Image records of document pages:
━━━━

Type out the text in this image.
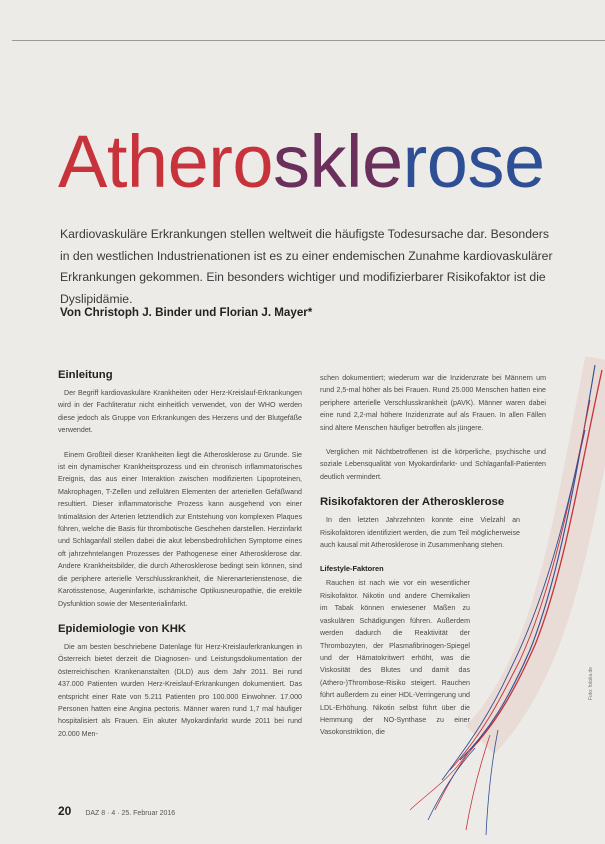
Atherosklerose
Kardiovaskuläre Erkrankungen stellen weltweit die häufigste Todesursache dar. Besonders in den westlichen Industrienationen ist es zu einer endemischen Zunahme kardiovaskulärer Erkrankungen gekommen. Ein besonders wichtiger und modifizierbarer Risikofaktor ist die Dyslipidämie.
Von Christoph J. Binder und Florian J. Mayer*
Einleitung

Der Begriff kardiovaskuläre Krankheiten oder Herz-Kreislauf-Erkrankungen wird in der Fachliteratur nicht einheitlich verwendet, von der WHO werden diese jedoch als Gruppe von Erkrankungen des Herzens und der Blutgefäße verwendet.

Einem Großteil dieser Krankheiten liegt die Atherosklerose zu Grunde. Sie ist ein dynamischer Krankheitsprozess und ein chronisch inflammatorisches Ereignis, das aus einer Interaktion zwischen modifizierten Lipoproteinen, Makrophagen, T-Zellen und zellulären Elementen der arteriellen Gefäßwand resultiert. Dieser inflammatorische Prozess kann ausgehend von einer Intimaläsion der Arterien letztendlich zur Entstehung von komplexen Plaques führen, welche die Basis für thrombotische Geschehen darstellen. Herzinfarkt und Schlaganfall stellen dabei die akut lebensbedrohlichen Symptome eines oft jahrzehntelangen Prozesses der Pathogenese einer Atherosklerose dar. Andere Krankheitsbilder, die durch Atherosklerose bedingt sein können, sind die periphere arterielle Verschlusskrankheit, die Nierenarterienstenose, die Karotisstenose, Augeninfarkte, ischämische Optikusneuropathie, die erektile Dysfunktion sowie der Mesenterialinfarkt.

Epidemiologie von KHK

Die am besten beschriebene Datenlage für Herz-Kreislauferkrankungen in Österreich bietet derzeit die Diagnosen- und Leistungsdokumentation der österreichischen Krankenanstalten (DLD) aus dem Jahr 2011. Bei rund 437.000 Patienten wurden Herz-Kreislauf-Erkrankungen dokumentiert. Das entspricht einer Rate von 5.211 Patienten pro 100.000 Einwohner. 17.000 Personen hatten eine Angina pectoris. Männer waren rund 1,7 mal häufiger hospitalisiert als Frauen. Ein akuter Myokardinfarkt wurde 2011 bei rund 20.000 Men-

schen dokumentiert; wiederum war die Inzidenzrate bei Männern um rund 2,5-mal höher als bei Frauen. Rund 25.000 Menschen hatten eine periphere arterielle Verschlusskrankheit (pAVK). Männer waren dabei eine rund 2,2-mal höhere Inzidenzrate auf als Frauen. In allen Fällen sind ältere Menschen häufiger betroffen als jüngere.

Verglichen mit Nichtbetroffenen ist die körperliche, psychische und soziale Lebensqualität von Myokardinfarkt- und Schlaganfall-Patienten deutlich vermindert.

Risikofaktoren der Atherosklerose

In den letzten Jahrzehnten konnte eine Vielzahl an Risikofaktoren identifiziert werden, die zum Teil möglicherweise auch kausal mit Atherosklerose in Zusammenhang stehen.

Lifestyle-Faktoren

Rauchen ist nach wie vor ein wesentlicher Risikofaktor. Nikotin und andere Chemikalien im Tabak können erwiesener Maßen zu vaskulären Schädigungen führen. Außerdem werden dadurch die Reaktivität der Thrombozyten, der Plasmafibrinogen-Spiegel und der Hämatokritwert erhöht, was die Viskosität des Blutes und damit das (Athero-)Thrombose-Risiko steigert. Rauchen führt außerdem zu einer HDL-Verringerung und LDL-Erhöhung. Nikotin selbst führt über die Hemmung der NO-Synthase zu einer Vasokonstriktion, die

Foto: fotolia.de
20 DAZ 8 · 4 · 25. Februar 2016
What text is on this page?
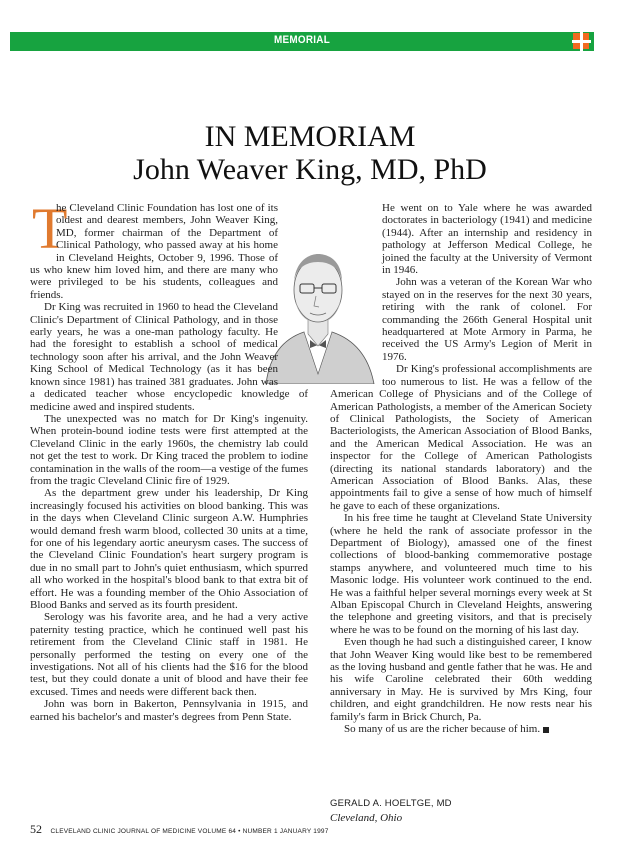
MEMORIAL
IN MEMORIAM
John Weaver King, MD, PhD
T

he Cleveland Clinic Foundation has lost one of its oldest and dearest members, John Weaver King, MD, former chairman of the Department of Clinical Pathology, who passed away at his home in Cleveland Heights, October 9, 1996. Those of us who knew him loved him, and there are many who were privileged to be his students, colleagues and friends.

Dr King was recruited in 1960 to head the Cleveland Clinic's Department of Clinical Pathology, and in those early years, he was a one-man pathology faculty. He had the foresight to establish a school of medical technology soon after his arrival, and the John Weaver King School of Medical Technology (as it has been known since 1981) has trained 381 graduates. John was a dedicated teacher whose encyclopedic knowledge of medicine awed and inspired students.

The unexpected was no match for Dr King's ingenuity. When protein-bound iodine tests were first attempted at the Cleveland Clinic in the early 1960s, the chemistry lab could not get the test to work. Dr King traced the problem to iodine contamination in the walls of the room—a vestige of the fumes from the tragic Cleveland Clinic fire of 1929.

As the department grew under his leadership, Dr King increasingly focused his activities on blood banking. This was in the days when Cleveland Clinic surgeon A.W. Humphries would demand fresh warm blood, collected 30 units at a time, for one of his legendary aortic aneurysm cases. The success of the Cleveland Clinic Foundation's heart surgery program is due in no small part to John's quiet enthusiasm, which spurred all who worked in the hospital's blood bank to that extra bit of effort. He was a founding member of the Ohio Association of Blood Banks and served as its fourth president.

Serology was his favorite area, and he had a very active paternity testing practice, which he continued well past his retirement from the Cleveland Clinic staff in 1981. He personally performed the testing on every one of the investigations. Not all of his clients had the $16 for the blood test, but they could donate a unit of blood and have their fee excused. Times and needs were different back then.

John was born in Bakerton, Pennsylvania in 1915, and earned his bachelor's and master's degrees from Penn State.

He went on to Yale where he was awarded doctorates in bacteriology (1941) and medicine (1944). After an internship and residency in pathology at Jefferson Medical College, he joined the faculty at the University of Vermont in 1946.

John was a veteran of the Korean War who stayed on in the reserves for the next 30 years, retiring with the rank of colonel. For commanding the 266th General Hospital unit headquartered at Mote Armory in Parma, he received the US Army's Legion of Merit in 1976.

Dr King's professional accomplishments are too numerous to list. He was a fellow of the American College of Physicians and of the College of American Pathologists, a member of the American Society of Clinical Pathologists, the Society of American Bacteriologists, the American Association of Blood Banks, and the American Medical Association. He was an inspector for the College of American Pathologists (directing its national standards laboratory) and the American Association of Blood Banks. Alas, these appointments fail to give a sense of how much of himself he gave to each of these organizations.

In his free time he taught at Cleveland State University (where he held the rank of associate professor in the Department of Biology), amassed one of the finest collections of blood-banking commemorative postage stamps anywhere, and volunteered much time to his Masonic lodge. His volunteer work continued to the end. He was a faithful helper several mornings every week at St Alban Episcopal Church in Cleveland Heights, answering the telephone and greeting visitors, and that is precisely where he was to be found on the morning of his last day.

Even though he had such a distinguished career, I know that John Weaver King would like best to be remembered as the loving husband and gentle father that he was. He and his wife Caroline celebrated their 60th wedding anniversary in May. He is survived by Mrs King, four children, and eight grandchildren. He now rests near his family's farm in Brick Church, Pa.

So many of us are the richer because of him.

GERALD A. HOELTGE, MD
Cleveland, Ohio
52 CLEVELAND CLINIC JOURNAL OF MEDICINE VOLUME 64 • NUMBER 1 JANUARY 1997
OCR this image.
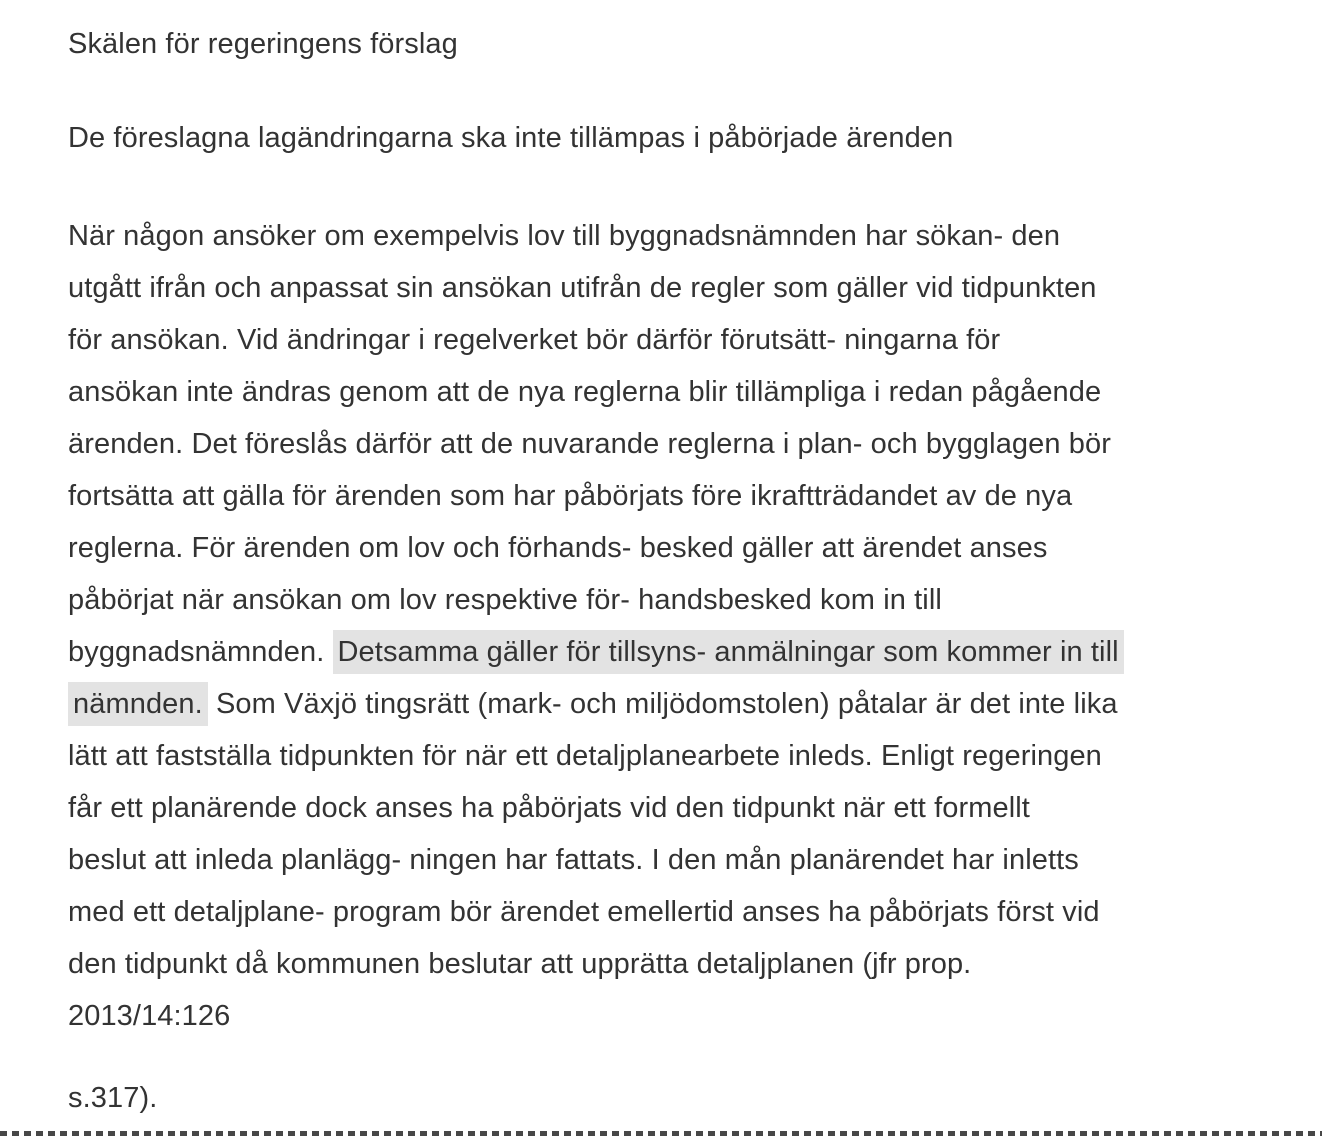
Skälen för regeringens förslag
De föreslagna lagändringarna ska inte tillämpas i påbörjade ärenden
När någon ansöker om exempelvis lov till byggnadsnämnden har sökan- den
utgått ifrån och anpassat sin ansökan utifrån de regler som gäller vid tidpunkten
för ansökan. Vid ändringar i regelverket bör därför förutsätt- ningarna för
ansökan inte ändras genom att de nya reglerna blir tillämpliga i redan pågående
ärenden. Det föreslås därför att de nuvarande reglerna i plan- och bygglagen bör
fortsätta att gälla för ärenden som har påbörjats före ikraftträdandet av de nya
reglerna. För ärenden om lov och förhands- besked gäller att ärendet anses
påbörjat när ansökan om lov respektive för- handsbesked kom in till
byggnadsnämnden. Detsamma gäller för tillsyns- anmälningar som kommer in till
nämnden. Som Växjö tingsrätt (mark- och miljödomstolen) påtalar är det inte lika
lätt att fastställa tidpunkten för när ett detaljplanearbete inleds. Enligt regeringen
får ett planärende dock anses ha påbörjats vid den tidpunkt när ett formellt
beslut att inleda planlägg- ningen har fattats. I den mån planärendet har inletts
med ett detaljplane- program bör ärendet emellertid anses ha påbörjats först vid
den tidpunkt då kommunen beslutar att upprätta detaljplanen (jfr prop.
2013/14:126

s.317).
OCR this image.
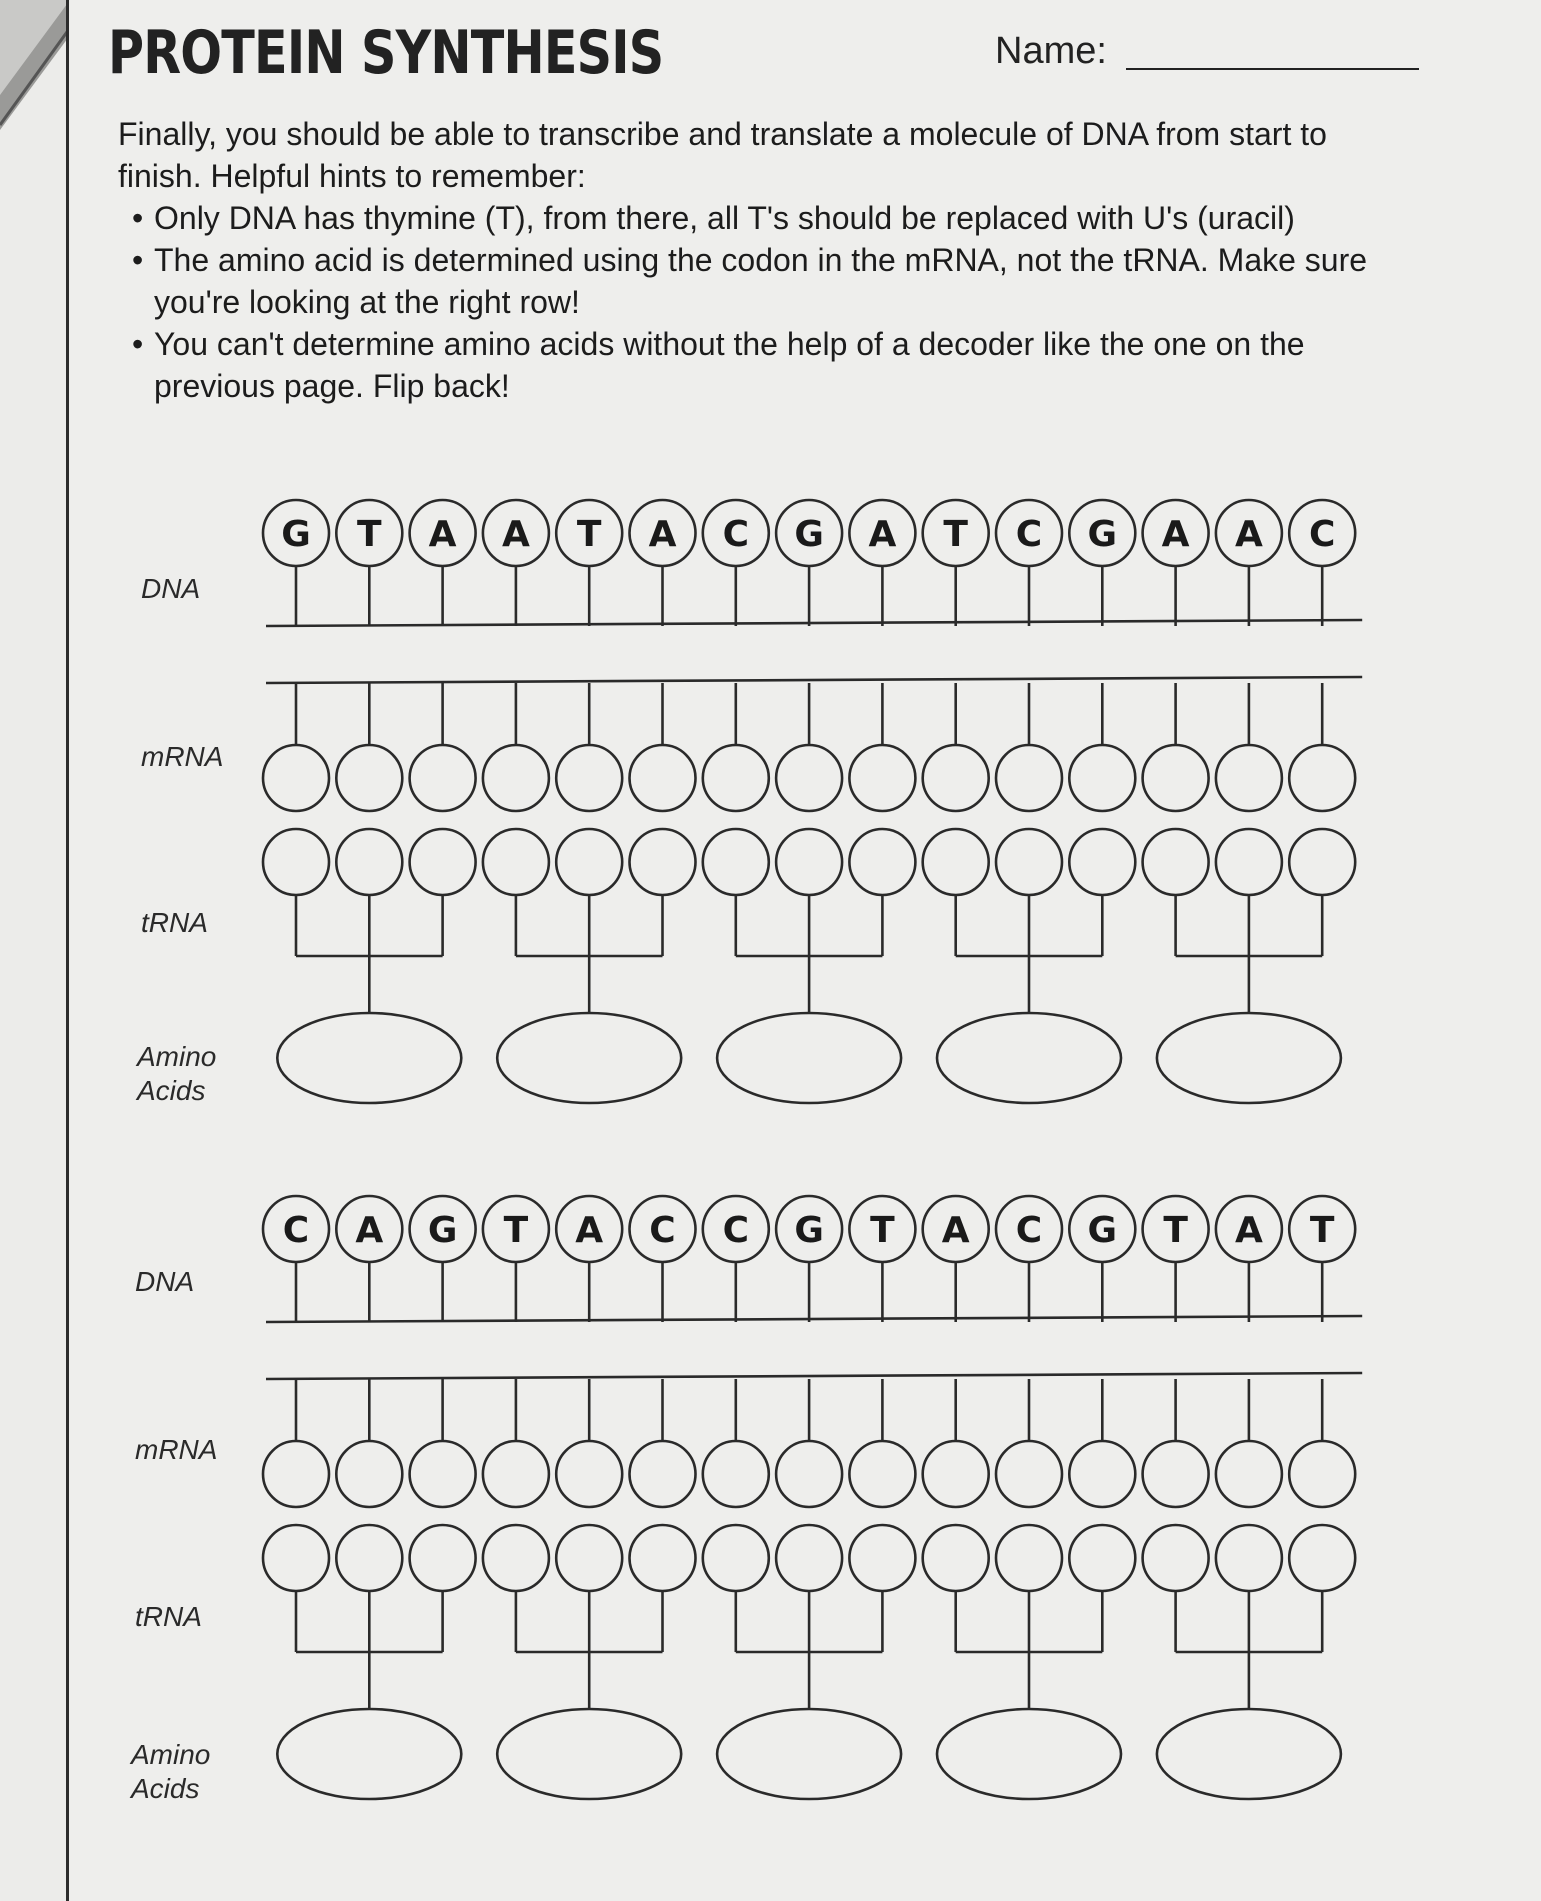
PROTEIN SYNTHESIS	Name:
Finally, you should be able to transcribe and translate a molecule of DNA from start to finish. Helpful hints to remember:
• Only DNA has thymine (T), from there, all T's should be replaced with U's (uracil)
• The amino acid is determined using the codon in the mRNA, not the tRNA. Make sure you're looking at the right row!
• You can't determine amino acids without the help of a decoder like the one on the previous page. Flip back!
DNA
mRNA
tRNA
Amino
Acids
DNA
mRNA
tRNA
Amino
Acids
G T A A T A C G A T C G A A C
C A G T A C C G T A C G T A T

━━━━

**Assignment**:
Go over the records above line by line and count those holding the word "program". Reply only with the number.

**Completed exercise**:
2